** START Supplied records **

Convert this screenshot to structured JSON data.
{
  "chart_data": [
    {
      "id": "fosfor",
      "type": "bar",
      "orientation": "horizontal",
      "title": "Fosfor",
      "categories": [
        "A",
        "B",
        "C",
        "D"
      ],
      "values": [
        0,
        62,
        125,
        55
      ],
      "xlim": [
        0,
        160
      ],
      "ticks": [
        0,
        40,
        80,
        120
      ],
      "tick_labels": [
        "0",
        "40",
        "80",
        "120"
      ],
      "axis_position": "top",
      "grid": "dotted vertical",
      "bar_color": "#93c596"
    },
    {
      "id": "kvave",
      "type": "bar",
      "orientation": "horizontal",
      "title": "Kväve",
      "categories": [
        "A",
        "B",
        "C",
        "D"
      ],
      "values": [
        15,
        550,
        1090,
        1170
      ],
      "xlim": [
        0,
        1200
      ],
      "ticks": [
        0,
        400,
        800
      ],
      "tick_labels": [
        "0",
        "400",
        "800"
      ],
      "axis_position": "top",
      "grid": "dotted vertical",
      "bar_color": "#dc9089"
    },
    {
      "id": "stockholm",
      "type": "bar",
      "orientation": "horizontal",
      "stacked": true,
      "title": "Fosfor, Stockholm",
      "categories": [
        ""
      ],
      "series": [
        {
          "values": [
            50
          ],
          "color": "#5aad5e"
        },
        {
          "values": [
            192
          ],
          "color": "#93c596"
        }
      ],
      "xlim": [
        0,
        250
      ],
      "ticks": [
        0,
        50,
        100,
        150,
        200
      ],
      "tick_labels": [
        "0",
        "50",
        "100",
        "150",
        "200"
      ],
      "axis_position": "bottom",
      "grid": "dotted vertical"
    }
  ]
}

** END Supplied records **

= Required task =
Respond with the number of lines containing "title" and no additional words.

= Final answer =
3